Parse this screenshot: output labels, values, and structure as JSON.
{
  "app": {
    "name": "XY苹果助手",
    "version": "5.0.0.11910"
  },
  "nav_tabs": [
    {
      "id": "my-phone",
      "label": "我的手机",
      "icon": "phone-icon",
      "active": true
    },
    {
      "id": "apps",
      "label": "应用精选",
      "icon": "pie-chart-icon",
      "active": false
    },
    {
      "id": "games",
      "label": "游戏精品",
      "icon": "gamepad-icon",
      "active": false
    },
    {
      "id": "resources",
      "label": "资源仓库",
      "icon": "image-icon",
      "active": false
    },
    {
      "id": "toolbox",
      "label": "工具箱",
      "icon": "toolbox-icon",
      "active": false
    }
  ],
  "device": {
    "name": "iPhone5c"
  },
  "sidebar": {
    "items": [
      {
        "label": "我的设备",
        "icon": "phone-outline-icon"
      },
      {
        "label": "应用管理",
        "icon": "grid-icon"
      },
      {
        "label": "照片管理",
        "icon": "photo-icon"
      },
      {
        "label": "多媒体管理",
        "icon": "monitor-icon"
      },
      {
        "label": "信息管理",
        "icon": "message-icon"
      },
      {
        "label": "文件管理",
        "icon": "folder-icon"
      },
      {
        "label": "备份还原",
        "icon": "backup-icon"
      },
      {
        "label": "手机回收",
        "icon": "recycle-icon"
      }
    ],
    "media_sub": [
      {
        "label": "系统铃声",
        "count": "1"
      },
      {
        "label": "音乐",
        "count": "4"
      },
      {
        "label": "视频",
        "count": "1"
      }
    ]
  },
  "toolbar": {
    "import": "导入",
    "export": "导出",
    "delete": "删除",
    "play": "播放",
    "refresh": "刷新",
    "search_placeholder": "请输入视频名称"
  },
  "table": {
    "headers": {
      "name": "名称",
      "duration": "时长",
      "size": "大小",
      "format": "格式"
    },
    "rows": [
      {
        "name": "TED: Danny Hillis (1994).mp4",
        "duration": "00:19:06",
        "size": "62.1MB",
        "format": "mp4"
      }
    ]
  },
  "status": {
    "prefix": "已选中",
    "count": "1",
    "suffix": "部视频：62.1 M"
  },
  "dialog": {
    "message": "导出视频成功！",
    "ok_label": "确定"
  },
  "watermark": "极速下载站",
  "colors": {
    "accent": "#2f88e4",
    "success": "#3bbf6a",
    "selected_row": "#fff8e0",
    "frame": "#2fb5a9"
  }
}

━━━━━━

TASK REQUIREMENTS >> Tally the lines of the records holding the word "name", then give only the resulting number.

THE ANSWER >> 4